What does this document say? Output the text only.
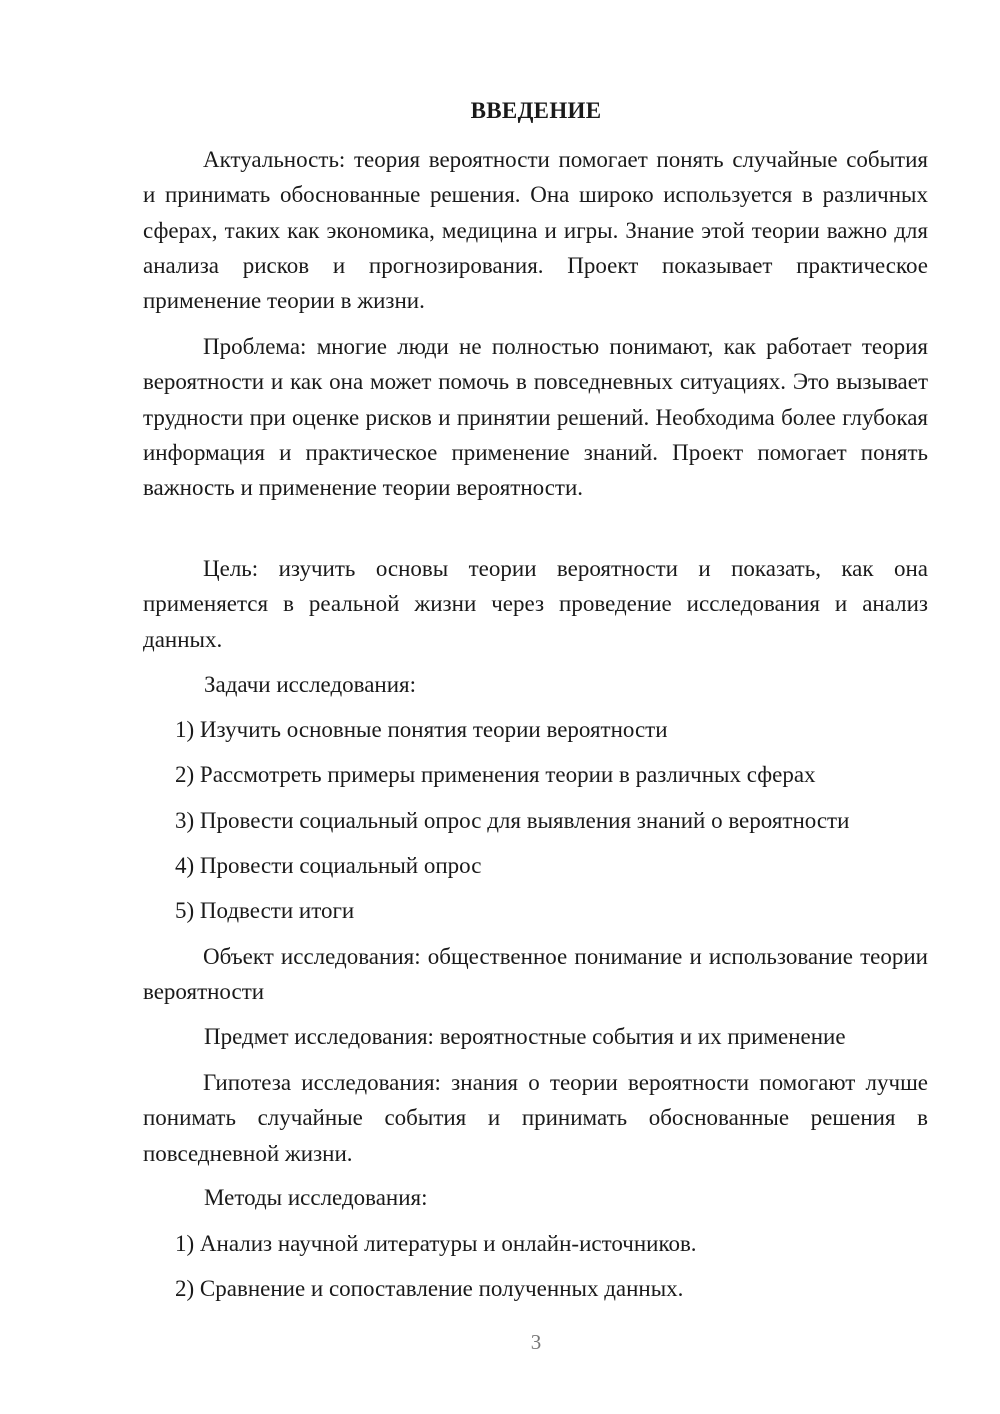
ВВЕДЕНИЕ

Актуальность: теория вероятности помогает понять случайные события и принимать обоснованные решения. Она широко используется в различных сферах, таких как экономика, медицина и игры. Знание этой теории важно для анализа рисков и прогнозирования. Проект показывает практическое применение теории в жизни.

Проблема: многие люди не полностью понимают, как работает теория вероятности и как она может помочь в повседневных ситуациях. Это вызывает трудности при оценке рисков и принятии решений. Необходима более глубокая информация и практическое применение знаний. Проект помогает понять важность и применение теории вероятности.

Цель: изучить основы теории вероятности и показать, как она применяется в реальной жизни через проведение исследования и анализ данных.

Задачи исследования:

1) Изучить основные понятия теории вероятности

2) Рассмотреть примеры применения теории в различных сферах

3) Провести социальный опрос для выявления знаний о вероятности

4) Провести социальный опрос

5) Подвести итоги

Объект исследования: общественное понимание и использование теории вероятности

Предмет исследования: вероятностные события и их применение

Гипотеза исследования: знания о теории вероятности помогают лучше понимать случайные события и принимать обоснованные решения в повседневной жизни.

Методы исследования:

1) Анализ научной литературы и онлайн-источников.

2) Сравнение и сопоставление полученных данных.

3
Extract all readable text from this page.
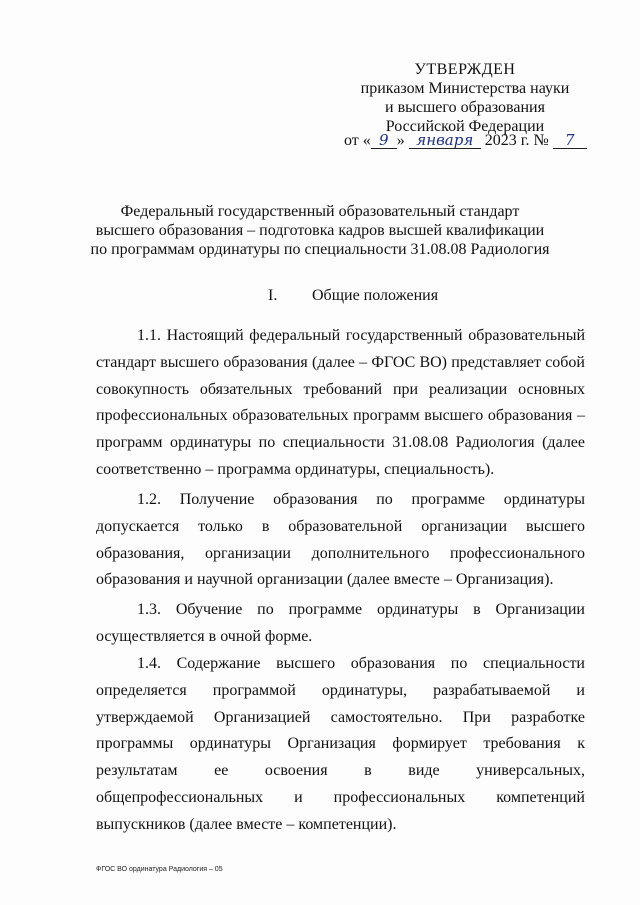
УТВЕРЖДЕН
приказом Министерства науки
и высшего образования
Российской Федерации
от « 9 » января 2023 г. № 7
Федеральный государственный образовательный стандарт
высшего образования – подготовка кадров высшей квалификации
по программам ординатуры по специальности 31.08.08 Радиология
I. Общие положения
1.1. Настоящий федеральный государственный образовательный стандарт высшего образования (далее – ФГОС ВО) представляет собой совокупность обязательных требований при реализации основных профессиональных образовательных программ высшего образования – программ ординатуры по специальности 31.08.08 Радиология (далее соответственно – программа ординатуры, специальность).
1.2. Получение образования по программе ординатуры допускается только в образовательной организации высшего образования, организации дополнительного профессионального образования и научной организации (далее вместе – Организация).
1.3. Обучение по программе ординатуры в Организации осуществляется в очной форме.
1.4. Содержание высшего образования по специальности определяется программой ординатуры, разрабатываемой и утверждаемой Организацией самостоятельно. При разработке программы ординатуры Организация формирует требования к результатам ее освоения в виде универсальных, общепрофессиональных и профессиональных компетенций выпускников (далее вместе – компетенции).
ФГОС ВО ординатура Радиология – 05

- WHAT TO WORK ON
Search the entries for the word "text", then gather every line that has it.

- ANSWER
What does this document say? Output the text only.
Extract all readable text from this page.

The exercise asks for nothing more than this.